### [TEXTAUSZUG]
* * *

Ich möchte jetzt auf zwei kleine Bereiche aus dem Regierungsübereinkommen eingehen. Ich sage das jetzt auch deswegen am Anfang, um daran gemessen zu werden. Ich setze mich diesbezüglich auch selbst gern unter Druck. Nach ein paar Jahren wird man uns nämlich fragen: Was habt ihr da weitergebracht? Das ist eine Aufforderung an die konstruktiven Teile der Opposition, uns dabei genau zuzuhören! Wir haben uns da nämlich eine ganz schön hohe Latte gelegt!

 

Zuerst noch ein kurzer Rückgriff auf die Planungs- und Radfahrdebatte: Einige haben im Zusammenhang mit der Quote gefragt, warum wir nur 10 Prozent Radfahrer anstreben, wir sollten doch gleich 12 Prozent ins Übereinkommen schreiben. Darauf habe ich erwidert: Leute, wir müssen erst einmal die 10 Prozent schaffen! Und eine Verdoppelung wird schwer sein. Da müssen wir uns ordentlich anstrengen!

 

Auf Seite 74 geht es um geförderte Wohnbauten im verbesserten Niedrigenergiestandard beziehungsweise Passivhausstandard unter Einsatz des ökologischen Baustoffs Holz. – Das steht zum ersten Mal in einem Wiener Regierungsübereinkommen! Und das hat einige sehr mächtige Industriegruppen in Wien überhaupt nicht gefreut! Noch dient nämlich in der Überlegung vieler Holz bestenfalls für ein Einfamilienhaus auf dem Land, Holz sei aber nichts für die Stadt.

* * *

### [GESPEICHERTE DATEN]
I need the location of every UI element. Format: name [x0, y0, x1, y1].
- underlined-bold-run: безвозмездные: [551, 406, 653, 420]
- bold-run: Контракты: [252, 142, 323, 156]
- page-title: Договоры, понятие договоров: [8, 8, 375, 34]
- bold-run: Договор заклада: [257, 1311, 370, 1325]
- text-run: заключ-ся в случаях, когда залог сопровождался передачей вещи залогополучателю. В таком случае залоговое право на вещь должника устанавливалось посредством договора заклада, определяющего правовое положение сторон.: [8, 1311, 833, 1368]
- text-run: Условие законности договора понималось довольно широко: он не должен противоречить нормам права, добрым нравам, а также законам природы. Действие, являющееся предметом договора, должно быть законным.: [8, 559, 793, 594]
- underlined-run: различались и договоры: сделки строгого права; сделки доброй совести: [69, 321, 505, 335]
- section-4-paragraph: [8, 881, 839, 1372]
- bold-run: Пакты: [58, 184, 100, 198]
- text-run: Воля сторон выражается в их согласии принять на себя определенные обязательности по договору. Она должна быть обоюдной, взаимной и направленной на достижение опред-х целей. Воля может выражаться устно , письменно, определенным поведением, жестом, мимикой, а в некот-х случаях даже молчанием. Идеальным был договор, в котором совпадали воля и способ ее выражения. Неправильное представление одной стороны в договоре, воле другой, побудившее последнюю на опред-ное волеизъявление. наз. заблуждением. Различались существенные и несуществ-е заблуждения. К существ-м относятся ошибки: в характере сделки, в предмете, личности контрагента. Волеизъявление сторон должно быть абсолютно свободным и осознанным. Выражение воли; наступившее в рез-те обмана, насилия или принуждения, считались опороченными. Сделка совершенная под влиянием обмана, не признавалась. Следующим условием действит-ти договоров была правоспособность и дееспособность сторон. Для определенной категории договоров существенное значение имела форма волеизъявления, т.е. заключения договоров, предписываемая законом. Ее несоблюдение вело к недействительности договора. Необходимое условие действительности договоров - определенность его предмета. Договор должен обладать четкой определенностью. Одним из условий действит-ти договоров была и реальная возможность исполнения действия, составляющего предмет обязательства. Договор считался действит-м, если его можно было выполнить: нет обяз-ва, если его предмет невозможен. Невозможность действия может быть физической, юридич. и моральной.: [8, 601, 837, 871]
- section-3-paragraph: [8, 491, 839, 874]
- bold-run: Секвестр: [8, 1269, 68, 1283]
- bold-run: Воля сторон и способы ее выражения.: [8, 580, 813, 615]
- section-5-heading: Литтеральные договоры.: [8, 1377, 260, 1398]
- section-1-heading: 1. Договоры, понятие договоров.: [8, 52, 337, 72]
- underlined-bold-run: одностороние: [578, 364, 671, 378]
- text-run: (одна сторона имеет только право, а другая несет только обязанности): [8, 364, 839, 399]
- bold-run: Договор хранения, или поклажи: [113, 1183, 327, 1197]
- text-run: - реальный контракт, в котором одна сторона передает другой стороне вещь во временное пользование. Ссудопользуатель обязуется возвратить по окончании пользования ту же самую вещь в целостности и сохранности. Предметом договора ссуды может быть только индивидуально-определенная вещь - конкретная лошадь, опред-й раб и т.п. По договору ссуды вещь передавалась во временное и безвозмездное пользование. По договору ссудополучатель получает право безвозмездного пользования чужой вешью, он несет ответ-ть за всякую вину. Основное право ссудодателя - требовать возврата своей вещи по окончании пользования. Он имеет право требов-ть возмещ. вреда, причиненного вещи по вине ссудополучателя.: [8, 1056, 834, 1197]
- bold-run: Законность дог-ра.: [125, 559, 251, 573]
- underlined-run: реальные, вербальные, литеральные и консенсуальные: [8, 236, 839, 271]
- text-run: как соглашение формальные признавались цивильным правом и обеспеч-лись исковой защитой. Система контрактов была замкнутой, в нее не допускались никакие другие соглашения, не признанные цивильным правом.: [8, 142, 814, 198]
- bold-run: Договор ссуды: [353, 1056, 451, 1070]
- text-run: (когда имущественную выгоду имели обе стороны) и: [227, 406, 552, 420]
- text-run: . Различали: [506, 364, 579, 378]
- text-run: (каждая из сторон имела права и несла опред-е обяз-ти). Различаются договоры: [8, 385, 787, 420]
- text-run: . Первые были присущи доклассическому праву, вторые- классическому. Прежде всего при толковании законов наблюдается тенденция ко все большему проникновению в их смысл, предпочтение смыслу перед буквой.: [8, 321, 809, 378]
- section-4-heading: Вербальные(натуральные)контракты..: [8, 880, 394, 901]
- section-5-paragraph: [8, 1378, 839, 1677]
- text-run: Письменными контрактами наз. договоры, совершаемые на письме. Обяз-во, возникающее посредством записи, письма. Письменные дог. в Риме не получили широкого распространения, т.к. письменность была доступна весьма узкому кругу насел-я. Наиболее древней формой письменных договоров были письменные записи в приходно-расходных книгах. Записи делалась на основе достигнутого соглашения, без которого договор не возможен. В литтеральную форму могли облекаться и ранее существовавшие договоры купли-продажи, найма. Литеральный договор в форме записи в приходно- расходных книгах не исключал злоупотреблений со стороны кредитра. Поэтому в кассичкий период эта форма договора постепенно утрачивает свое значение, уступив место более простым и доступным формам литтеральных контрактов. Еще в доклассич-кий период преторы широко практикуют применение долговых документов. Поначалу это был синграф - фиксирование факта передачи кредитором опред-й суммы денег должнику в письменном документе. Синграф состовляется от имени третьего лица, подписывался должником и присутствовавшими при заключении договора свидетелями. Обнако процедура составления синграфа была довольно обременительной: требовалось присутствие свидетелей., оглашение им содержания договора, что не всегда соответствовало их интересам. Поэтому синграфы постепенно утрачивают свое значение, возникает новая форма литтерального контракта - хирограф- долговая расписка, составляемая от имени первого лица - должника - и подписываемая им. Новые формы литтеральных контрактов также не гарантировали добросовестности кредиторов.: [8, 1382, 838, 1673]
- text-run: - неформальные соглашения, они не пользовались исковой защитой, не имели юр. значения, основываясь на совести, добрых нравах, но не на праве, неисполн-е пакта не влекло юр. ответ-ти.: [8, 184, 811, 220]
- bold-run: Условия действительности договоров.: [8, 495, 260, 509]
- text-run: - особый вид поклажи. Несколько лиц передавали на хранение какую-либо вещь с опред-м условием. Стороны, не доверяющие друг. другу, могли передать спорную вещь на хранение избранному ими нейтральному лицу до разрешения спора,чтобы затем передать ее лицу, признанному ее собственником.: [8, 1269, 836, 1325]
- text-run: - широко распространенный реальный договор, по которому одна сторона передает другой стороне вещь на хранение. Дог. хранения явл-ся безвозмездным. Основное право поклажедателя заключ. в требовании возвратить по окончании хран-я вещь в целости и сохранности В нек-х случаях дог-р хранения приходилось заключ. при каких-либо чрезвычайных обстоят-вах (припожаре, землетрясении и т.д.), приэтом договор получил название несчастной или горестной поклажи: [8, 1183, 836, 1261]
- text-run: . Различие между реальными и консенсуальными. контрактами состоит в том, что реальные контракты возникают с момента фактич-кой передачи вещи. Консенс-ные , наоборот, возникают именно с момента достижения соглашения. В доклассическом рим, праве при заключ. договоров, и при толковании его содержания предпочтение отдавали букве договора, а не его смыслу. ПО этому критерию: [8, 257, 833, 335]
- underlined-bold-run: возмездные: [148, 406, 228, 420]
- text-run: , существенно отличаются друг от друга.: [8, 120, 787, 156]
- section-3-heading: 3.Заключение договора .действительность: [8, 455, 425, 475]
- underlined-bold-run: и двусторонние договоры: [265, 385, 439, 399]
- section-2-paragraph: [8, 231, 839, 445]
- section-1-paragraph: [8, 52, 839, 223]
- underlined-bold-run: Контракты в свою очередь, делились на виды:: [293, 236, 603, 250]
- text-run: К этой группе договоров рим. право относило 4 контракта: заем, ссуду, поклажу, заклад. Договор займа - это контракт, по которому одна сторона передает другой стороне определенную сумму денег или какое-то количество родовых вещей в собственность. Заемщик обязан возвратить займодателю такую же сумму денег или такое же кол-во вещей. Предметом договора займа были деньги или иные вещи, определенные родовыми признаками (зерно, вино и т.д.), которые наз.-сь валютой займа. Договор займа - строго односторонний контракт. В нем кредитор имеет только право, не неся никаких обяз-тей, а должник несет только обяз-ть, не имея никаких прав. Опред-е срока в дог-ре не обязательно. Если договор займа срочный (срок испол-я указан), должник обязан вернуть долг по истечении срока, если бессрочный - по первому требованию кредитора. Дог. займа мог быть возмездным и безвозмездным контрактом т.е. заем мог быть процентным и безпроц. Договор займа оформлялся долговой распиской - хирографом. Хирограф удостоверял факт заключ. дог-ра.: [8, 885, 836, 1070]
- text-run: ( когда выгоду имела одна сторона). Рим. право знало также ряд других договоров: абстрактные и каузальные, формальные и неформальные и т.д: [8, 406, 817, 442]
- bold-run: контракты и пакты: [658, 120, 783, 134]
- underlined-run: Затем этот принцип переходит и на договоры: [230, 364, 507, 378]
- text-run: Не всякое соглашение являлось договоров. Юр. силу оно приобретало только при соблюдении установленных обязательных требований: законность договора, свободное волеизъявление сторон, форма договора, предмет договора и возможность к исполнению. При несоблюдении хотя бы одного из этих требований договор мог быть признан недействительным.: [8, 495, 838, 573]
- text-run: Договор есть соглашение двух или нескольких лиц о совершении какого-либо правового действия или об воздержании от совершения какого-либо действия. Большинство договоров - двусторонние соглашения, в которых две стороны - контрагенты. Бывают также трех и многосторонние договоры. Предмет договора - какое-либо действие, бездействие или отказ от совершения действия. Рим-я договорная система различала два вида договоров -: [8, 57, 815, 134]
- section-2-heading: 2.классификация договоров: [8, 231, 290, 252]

* * *

### [AUFGABE]
Welcher Anteil an Radfahrern wird laut Textauszug im Übereinkommen angestrebt?

### [LÖSUNG]
10 Prozent.